**EXERCISE PROMPT**
Please list all lines of the material below in which the string "fonctionner" occurs.

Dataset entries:
# # #

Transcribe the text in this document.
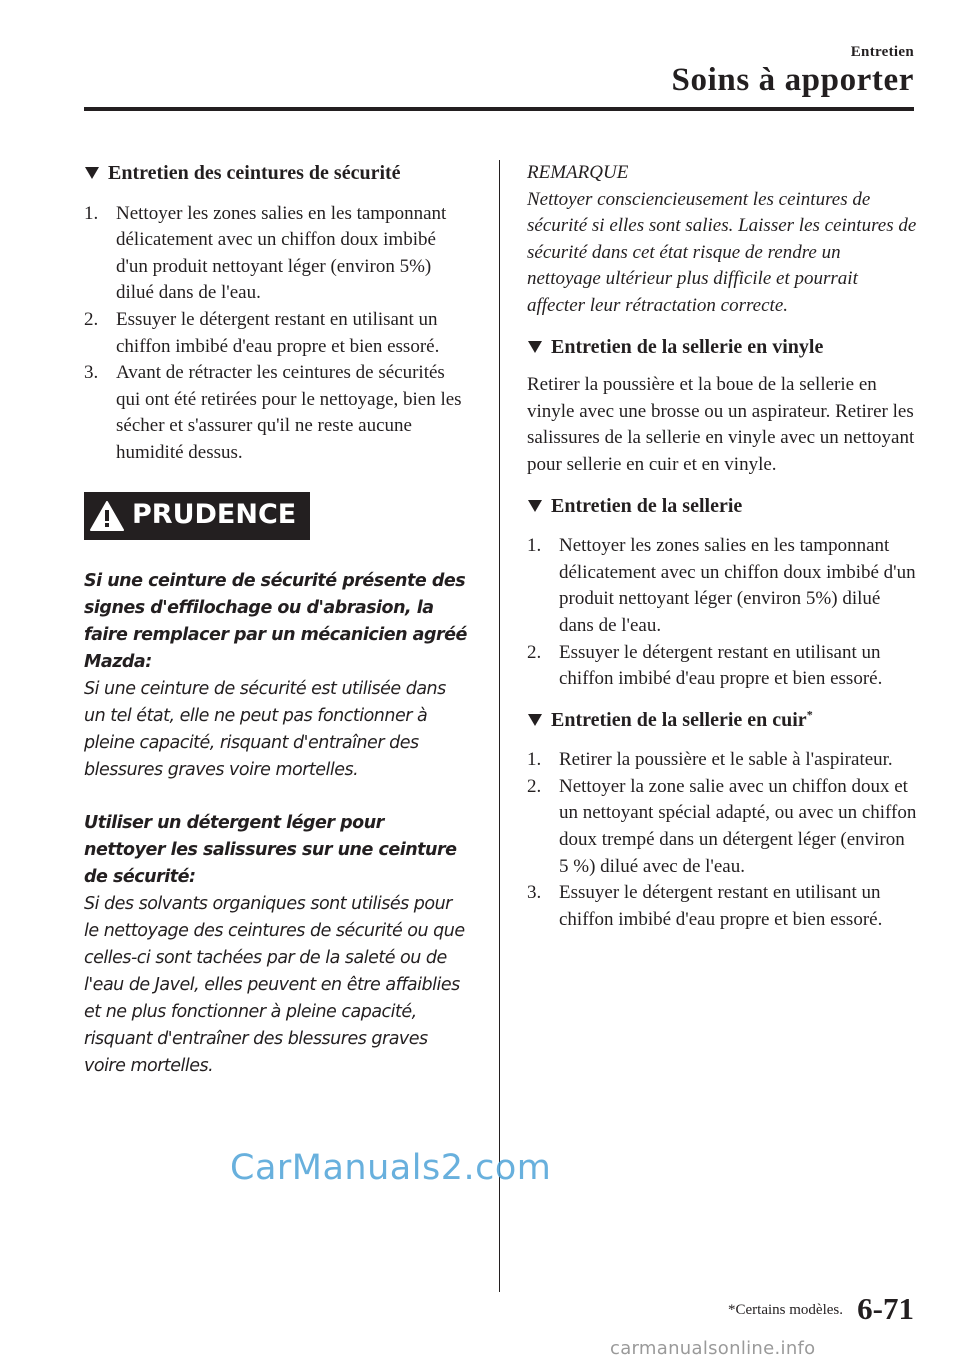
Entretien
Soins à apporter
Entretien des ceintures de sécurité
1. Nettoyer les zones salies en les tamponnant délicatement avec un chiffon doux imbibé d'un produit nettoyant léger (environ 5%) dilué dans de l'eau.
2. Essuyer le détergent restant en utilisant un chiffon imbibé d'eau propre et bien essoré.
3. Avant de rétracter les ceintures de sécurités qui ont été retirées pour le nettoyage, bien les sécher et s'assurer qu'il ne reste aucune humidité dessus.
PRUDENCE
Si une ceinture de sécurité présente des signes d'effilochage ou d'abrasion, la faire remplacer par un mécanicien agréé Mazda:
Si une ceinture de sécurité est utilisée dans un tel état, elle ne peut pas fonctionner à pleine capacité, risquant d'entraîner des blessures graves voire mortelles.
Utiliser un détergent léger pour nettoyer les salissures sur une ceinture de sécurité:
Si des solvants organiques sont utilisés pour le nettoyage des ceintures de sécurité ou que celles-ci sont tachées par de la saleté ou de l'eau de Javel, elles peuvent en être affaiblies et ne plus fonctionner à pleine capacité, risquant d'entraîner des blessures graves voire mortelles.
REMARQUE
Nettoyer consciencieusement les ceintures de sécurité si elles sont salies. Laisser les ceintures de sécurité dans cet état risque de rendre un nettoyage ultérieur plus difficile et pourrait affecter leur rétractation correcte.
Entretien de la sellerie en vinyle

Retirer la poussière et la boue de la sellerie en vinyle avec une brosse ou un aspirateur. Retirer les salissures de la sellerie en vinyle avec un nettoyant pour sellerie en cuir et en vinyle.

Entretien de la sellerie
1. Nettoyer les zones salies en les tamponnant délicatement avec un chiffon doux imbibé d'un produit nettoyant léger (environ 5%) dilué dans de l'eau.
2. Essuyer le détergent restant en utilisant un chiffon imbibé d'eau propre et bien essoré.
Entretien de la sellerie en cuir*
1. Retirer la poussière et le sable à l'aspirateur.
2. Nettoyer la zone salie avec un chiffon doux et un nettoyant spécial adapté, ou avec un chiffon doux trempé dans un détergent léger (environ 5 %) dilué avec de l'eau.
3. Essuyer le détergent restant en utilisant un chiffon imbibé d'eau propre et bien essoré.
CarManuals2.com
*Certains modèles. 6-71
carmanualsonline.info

# # #

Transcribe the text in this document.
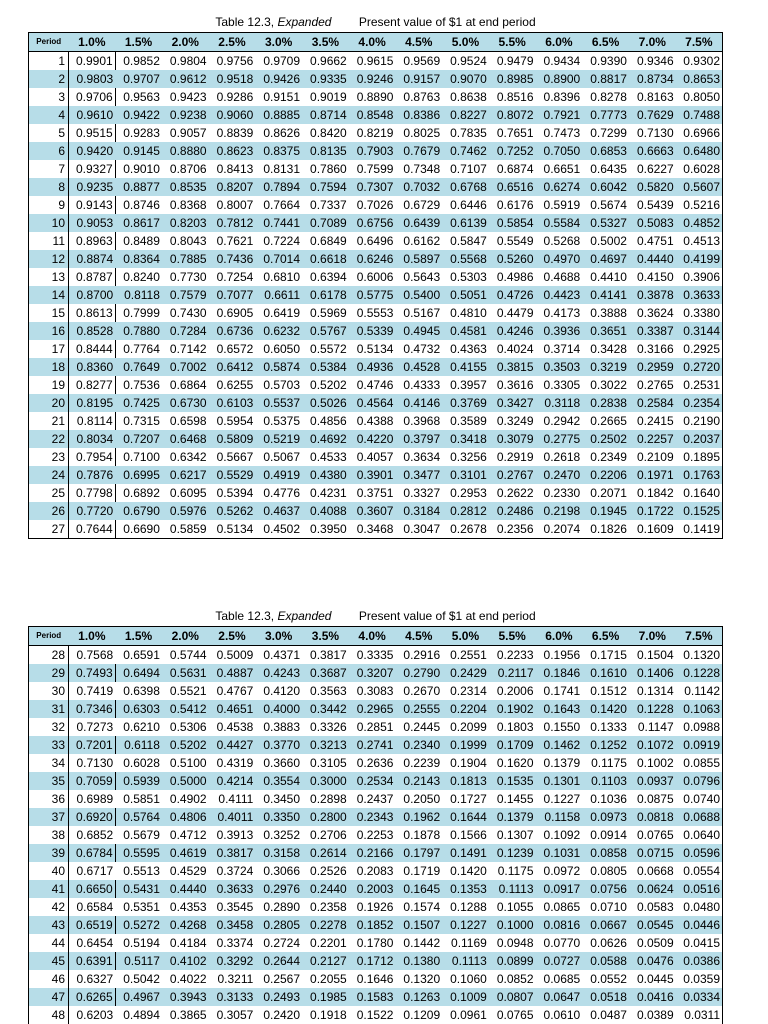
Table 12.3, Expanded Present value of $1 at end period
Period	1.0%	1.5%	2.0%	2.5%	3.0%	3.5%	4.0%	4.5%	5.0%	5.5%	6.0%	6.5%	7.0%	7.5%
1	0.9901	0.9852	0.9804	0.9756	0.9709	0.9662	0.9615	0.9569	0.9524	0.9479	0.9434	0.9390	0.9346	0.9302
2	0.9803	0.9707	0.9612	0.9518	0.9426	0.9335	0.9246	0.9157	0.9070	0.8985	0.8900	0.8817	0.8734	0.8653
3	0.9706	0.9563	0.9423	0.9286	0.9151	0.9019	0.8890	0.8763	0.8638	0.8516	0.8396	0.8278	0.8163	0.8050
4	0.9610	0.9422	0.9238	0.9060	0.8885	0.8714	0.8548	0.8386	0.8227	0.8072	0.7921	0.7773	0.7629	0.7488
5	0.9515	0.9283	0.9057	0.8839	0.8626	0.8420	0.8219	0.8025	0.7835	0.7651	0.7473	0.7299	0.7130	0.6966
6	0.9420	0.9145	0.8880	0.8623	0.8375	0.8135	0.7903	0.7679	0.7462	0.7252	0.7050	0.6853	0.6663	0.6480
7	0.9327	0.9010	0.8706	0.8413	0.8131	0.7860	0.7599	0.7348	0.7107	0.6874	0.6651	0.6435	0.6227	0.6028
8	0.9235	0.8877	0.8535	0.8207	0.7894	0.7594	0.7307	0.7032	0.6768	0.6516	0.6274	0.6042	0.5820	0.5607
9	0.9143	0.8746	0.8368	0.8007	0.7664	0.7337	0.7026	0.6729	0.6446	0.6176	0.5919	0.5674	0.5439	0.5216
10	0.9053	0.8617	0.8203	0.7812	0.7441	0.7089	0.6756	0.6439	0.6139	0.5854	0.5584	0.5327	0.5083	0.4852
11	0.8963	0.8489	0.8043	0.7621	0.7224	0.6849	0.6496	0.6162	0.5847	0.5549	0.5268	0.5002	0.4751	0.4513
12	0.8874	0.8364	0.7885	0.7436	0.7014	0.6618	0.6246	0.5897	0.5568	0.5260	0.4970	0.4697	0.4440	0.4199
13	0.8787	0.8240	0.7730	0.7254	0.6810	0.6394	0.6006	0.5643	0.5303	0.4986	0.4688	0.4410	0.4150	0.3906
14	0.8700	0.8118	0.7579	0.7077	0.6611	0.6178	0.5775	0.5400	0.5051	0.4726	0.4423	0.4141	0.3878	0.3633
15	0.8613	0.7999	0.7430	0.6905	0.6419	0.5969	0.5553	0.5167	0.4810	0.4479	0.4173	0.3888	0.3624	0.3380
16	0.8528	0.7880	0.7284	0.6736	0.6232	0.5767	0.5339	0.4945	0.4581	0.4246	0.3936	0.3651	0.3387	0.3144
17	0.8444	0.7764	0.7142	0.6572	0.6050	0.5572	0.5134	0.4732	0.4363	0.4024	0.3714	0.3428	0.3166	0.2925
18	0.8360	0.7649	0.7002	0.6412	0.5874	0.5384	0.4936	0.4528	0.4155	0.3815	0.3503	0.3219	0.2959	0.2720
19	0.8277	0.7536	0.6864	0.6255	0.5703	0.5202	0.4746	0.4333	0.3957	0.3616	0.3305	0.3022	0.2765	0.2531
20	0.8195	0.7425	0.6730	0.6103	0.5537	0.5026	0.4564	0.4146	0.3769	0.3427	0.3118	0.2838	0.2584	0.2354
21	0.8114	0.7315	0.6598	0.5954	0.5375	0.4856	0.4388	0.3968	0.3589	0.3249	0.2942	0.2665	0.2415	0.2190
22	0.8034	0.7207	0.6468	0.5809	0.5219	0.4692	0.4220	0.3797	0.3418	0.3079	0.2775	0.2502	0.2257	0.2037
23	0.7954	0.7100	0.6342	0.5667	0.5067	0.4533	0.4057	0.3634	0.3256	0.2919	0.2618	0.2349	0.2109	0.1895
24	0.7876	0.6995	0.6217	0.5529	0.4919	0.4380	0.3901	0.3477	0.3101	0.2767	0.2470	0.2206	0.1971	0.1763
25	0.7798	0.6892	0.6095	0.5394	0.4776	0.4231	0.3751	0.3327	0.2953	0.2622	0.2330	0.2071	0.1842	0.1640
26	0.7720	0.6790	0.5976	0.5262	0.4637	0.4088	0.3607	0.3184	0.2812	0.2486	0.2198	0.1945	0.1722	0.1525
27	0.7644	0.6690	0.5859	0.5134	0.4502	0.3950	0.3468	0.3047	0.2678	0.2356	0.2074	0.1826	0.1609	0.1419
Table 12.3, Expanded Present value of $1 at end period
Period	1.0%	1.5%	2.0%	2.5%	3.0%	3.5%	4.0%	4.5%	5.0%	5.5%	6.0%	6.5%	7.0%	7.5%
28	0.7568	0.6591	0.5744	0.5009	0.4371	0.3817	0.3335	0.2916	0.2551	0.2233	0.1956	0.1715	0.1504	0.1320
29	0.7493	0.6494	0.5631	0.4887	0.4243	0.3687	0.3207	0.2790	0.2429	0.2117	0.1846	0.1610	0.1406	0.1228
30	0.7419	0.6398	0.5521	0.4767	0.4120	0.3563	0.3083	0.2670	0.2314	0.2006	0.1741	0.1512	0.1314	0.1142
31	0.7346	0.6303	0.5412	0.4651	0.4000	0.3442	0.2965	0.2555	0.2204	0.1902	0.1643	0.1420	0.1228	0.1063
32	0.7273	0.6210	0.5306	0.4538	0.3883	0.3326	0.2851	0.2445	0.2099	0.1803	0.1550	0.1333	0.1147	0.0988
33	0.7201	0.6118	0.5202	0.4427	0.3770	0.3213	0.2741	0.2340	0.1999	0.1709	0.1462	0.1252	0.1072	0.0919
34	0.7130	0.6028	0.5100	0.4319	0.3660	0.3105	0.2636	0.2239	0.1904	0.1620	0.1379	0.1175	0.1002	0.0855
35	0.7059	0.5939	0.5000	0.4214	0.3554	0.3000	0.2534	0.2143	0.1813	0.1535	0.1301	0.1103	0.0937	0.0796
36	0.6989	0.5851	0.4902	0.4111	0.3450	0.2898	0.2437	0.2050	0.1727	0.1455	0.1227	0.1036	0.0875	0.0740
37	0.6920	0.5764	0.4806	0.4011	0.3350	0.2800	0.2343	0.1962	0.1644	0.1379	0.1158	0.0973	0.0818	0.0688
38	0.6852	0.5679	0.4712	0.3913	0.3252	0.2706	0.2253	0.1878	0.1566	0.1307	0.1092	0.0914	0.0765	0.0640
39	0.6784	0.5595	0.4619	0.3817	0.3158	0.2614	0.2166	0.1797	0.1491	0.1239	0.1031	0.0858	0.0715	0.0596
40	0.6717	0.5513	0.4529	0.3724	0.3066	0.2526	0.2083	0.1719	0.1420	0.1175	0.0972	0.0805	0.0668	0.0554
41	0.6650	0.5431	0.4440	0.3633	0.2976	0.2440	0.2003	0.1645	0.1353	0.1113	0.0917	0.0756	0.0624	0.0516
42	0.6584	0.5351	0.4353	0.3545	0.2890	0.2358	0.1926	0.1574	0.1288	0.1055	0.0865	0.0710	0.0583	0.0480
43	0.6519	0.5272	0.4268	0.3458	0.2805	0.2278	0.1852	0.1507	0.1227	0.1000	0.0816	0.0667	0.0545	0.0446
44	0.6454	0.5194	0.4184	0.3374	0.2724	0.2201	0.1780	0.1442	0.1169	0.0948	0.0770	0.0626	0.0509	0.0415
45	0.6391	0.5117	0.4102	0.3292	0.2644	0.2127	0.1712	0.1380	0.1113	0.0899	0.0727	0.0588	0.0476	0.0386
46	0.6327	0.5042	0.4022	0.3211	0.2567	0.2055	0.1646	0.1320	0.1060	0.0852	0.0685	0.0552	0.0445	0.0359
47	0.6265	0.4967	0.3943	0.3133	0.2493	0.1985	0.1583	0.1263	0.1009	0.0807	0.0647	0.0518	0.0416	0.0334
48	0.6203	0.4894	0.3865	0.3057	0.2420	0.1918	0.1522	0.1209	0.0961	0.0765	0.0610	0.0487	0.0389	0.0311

# # #

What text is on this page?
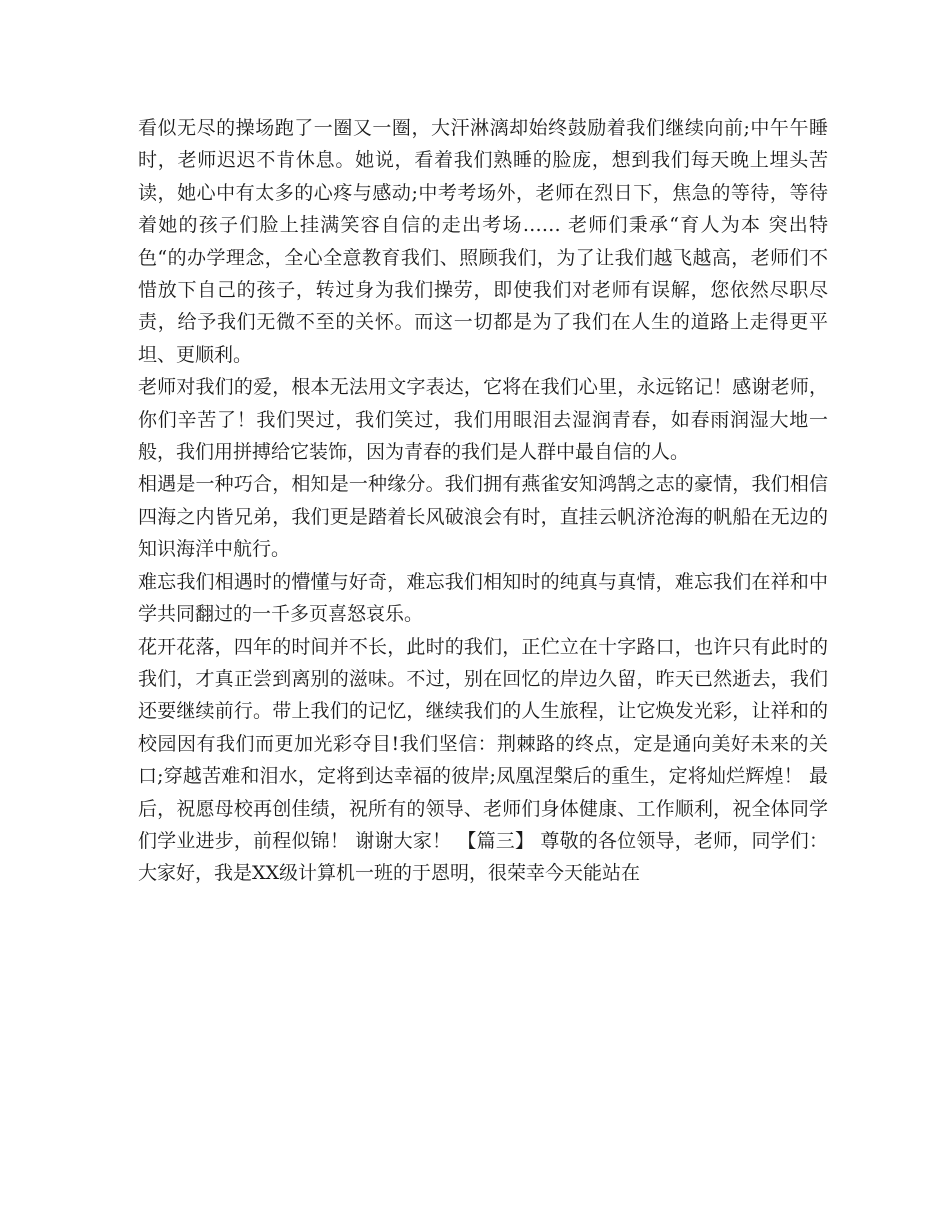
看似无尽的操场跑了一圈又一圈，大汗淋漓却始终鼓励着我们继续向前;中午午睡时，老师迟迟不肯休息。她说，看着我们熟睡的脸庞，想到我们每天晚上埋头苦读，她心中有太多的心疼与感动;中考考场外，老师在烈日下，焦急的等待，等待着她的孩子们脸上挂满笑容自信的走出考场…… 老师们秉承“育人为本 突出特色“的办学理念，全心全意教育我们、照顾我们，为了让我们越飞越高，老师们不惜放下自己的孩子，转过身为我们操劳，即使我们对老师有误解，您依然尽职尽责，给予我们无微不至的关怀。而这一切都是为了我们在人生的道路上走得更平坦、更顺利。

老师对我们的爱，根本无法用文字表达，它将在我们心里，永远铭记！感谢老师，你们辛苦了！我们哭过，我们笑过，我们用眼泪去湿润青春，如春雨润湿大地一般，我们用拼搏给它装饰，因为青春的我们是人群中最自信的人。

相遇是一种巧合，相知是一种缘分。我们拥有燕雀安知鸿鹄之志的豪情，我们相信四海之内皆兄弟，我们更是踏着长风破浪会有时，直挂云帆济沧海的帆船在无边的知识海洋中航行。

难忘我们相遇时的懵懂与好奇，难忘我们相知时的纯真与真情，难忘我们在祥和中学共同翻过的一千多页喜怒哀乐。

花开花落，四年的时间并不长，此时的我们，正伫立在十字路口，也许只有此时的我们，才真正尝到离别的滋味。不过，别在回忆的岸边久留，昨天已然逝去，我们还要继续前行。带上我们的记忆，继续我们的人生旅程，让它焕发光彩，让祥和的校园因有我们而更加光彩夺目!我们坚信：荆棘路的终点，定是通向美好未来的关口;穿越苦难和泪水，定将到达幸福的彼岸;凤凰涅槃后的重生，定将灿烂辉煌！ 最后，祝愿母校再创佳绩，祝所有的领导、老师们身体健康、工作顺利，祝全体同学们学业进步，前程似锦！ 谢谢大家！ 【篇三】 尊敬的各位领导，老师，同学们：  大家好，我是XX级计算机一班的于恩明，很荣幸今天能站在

# # #

**WORKED ANSWER**
Si une ceinture de sécurité est utilisée dans un tel état, elle ne peut pas fonctionner à pleine capacité, risquant d'entraîner des blessures graves voire mortelles.
Si des solvants organiques sont utilisés pour le nettoyage des ceintures de sécurité ou que celles-ci sont tachées par de la saleté ou de l'eau de Javel, elles peuvent en être affaiblies et ne plus fonctionner à pleine capacité, risquant d'entraîner des blessures graves voire mortelles.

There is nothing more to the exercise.